AIM: Gather each line of the entries below that includes "Cboe".

=== DATA IN THIS EXERCISE ===

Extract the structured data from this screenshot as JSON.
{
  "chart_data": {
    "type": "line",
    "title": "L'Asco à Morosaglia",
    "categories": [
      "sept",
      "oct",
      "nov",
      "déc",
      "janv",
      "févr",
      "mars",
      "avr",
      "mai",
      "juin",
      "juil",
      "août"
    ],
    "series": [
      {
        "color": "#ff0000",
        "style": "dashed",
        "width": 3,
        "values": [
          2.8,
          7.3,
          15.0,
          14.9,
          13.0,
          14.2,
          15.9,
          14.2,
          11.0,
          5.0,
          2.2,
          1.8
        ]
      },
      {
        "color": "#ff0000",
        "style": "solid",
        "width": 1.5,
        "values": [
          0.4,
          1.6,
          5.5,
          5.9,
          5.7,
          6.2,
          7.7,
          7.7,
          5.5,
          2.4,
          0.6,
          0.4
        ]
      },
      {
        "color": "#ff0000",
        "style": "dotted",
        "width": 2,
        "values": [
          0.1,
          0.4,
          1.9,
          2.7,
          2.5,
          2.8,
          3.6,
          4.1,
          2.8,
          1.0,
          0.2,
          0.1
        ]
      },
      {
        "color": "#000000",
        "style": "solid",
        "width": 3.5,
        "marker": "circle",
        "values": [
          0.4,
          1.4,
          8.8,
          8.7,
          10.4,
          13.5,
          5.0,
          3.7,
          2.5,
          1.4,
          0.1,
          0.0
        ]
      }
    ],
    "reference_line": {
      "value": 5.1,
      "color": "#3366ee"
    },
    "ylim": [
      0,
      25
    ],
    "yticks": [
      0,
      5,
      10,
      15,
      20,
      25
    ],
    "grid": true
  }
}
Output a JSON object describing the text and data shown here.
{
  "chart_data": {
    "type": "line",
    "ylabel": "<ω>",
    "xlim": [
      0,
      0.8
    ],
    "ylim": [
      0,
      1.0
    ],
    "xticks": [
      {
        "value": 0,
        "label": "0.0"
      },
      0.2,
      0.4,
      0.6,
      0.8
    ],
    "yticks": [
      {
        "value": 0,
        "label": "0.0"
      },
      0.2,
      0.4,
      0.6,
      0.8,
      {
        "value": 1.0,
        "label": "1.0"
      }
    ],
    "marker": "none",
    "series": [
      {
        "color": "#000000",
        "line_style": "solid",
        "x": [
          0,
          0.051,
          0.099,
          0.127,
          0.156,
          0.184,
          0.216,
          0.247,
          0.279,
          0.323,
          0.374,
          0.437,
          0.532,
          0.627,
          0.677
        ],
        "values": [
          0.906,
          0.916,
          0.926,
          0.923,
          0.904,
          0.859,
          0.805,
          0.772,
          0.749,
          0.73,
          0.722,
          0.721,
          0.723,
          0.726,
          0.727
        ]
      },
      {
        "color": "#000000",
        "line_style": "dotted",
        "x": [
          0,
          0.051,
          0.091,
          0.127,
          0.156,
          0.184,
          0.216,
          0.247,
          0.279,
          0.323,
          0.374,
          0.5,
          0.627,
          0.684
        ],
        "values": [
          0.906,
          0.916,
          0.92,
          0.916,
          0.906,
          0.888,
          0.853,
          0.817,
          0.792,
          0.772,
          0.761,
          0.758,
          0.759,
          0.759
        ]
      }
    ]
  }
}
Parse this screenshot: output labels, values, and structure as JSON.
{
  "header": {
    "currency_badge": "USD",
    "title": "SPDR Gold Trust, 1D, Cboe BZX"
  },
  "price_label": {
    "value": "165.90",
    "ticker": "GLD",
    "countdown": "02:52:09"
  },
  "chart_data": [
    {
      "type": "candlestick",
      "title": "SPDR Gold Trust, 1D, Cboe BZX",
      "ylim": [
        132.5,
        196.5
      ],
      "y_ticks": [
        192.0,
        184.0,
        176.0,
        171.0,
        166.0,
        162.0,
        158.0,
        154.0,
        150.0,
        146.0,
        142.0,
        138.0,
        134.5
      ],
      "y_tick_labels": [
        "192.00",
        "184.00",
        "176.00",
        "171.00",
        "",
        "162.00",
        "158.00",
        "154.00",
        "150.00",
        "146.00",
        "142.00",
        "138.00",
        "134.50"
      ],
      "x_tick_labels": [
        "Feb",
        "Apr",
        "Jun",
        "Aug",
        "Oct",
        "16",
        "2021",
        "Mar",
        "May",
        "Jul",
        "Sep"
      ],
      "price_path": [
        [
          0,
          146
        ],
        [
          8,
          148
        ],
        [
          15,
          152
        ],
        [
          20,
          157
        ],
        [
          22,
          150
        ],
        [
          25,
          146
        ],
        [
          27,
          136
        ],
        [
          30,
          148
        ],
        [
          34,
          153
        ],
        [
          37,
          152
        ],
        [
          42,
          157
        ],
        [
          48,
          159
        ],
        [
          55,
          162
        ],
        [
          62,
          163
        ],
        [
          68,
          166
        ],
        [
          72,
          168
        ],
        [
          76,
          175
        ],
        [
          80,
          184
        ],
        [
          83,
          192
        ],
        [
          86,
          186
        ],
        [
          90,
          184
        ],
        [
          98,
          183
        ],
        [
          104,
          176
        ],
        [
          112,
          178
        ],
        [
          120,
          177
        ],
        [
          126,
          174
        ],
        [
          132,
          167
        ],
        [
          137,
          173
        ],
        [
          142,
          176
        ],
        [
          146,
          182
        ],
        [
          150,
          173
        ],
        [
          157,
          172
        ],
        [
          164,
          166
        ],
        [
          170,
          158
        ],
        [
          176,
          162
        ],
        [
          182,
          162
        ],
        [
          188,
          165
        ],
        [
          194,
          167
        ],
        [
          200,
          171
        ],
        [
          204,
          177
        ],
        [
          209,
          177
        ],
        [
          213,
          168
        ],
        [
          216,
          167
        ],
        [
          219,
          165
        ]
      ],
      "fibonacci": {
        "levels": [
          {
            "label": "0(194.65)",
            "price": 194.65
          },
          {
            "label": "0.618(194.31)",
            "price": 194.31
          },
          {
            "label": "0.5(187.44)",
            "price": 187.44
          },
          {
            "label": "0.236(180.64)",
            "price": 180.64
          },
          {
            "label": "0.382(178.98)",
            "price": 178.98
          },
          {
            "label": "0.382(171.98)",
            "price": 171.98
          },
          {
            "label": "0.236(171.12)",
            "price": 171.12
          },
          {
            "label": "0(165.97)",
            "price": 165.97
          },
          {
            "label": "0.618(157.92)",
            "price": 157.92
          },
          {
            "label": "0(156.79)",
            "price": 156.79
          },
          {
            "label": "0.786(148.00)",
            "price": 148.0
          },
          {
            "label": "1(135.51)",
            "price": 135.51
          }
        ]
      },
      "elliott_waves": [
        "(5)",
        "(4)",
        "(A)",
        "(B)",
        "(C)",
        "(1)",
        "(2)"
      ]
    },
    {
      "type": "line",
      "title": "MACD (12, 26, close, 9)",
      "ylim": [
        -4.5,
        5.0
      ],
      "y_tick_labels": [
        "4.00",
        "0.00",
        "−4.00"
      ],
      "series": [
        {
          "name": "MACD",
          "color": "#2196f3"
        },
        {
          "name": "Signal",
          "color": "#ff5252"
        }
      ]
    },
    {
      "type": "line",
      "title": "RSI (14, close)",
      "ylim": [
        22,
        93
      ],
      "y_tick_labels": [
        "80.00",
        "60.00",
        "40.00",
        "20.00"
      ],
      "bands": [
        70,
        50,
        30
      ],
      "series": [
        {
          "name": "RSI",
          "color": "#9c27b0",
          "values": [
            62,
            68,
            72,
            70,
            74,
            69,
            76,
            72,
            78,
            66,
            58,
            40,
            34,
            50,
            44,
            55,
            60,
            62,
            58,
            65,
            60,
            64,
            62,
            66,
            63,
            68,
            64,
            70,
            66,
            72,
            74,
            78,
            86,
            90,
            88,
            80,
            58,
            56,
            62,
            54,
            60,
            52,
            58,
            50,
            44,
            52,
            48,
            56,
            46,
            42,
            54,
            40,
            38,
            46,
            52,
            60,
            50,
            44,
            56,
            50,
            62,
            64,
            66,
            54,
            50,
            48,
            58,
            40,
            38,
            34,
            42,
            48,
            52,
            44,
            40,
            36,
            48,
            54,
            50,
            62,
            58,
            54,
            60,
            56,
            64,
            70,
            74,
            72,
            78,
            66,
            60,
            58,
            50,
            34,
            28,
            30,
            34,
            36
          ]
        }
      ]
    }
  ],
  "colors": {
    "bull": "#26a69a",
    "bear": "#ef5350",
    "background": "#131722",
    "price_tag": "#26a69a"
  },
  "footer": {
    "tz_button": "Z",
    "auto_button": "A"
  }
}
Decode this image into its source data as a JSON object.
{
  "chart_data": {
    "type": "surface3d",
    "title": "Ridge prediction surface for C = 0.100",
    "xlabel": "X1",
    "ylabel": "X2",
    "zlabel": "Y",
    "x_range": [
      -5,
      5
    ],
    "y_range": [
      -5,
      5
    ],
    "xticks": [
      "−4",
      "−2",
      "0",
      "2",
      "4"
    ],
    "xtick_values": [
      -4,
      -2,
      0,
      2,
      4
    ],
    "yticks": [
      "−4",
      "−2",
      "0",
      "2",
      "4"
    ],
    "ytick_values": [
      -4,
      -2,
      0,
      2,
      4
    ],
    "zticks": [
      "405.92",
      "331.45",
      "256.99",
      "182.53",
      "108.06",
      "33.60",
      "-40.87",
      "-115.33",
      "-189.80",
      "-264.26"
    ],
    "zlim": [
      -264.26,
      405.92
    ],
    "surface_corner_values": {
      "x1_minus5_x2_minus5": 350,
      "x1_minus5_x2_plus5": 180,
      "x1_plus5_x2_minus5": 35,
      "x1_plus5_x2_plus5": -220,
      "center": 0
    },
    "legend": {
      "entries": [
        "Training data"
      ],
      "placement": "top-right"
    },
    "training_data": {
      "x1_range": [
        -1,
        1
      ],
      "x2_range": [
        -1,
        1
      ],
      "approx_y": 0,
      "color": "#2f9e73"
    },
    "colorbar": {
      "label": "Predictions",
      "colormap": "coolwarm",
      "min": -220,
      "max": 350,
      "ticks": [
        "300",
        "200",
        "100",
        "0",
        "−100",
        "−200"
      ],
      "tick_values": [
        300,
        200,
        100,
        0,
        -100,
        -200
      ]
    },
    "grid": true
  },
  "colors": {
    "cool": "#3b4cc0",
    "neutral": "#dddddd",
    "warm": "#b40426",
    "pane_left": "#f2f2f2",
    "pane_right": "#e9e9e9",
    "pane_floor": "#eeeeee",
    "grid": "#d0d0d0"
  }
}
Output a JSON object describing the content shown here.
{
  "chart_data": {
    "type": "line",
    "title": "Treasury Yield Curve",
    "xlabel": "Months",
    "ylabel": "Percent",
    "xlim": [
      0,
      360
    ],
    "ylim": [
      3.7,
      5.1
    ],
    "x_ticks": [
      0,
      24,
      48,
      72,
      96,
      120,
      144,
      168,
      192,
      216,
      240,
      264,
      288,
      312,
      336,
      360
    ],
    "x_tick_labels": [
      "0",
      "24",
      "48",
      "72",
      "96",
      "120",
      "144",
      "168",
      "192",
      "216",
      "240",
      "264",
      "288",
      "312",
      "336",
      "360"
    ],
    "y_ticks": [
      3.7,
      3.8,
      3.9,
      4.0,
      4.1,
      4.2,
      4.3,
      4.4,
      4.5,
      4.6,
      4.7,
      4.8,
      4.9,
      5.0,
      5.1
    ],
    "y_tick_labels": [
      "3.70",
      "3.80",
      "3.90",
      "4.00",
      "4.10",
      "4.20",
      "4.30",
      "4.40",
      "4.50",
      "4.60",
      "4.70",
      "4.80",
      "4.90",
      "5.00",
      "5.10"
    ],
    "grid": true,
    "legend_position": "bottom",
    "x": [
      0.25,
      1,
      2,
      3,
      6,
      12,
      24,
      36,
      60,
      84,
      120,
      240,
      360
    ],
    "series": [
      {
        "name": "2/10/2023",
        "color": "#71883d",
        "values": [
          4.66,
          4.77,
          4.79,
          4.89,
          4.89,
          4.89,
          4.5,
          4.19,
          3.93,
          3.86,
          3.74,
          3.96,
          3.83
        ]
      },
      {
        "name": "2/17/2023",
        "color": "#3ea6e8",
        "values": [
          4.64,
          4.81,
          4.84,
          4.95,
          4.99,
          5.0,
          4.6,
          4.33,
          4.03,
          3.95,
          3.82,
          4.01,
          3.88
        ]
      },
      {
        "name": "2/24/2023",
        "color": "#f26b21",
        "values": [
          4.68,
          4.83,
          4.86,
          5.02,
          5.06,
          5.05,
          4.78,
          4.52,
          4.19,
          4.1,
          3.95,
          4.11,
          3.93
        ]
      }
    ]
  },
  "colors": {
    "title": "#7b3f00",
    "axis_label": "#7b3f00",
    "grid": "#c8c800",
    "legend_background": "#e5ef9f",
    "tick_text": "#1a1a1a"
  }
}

===

EXERCISE RESPONSE:
    "title": "SPDR Gold Trust, 1D, Cboe BZX"
      "title": "SPDR Gold Trust, 1D, Cboe BZX",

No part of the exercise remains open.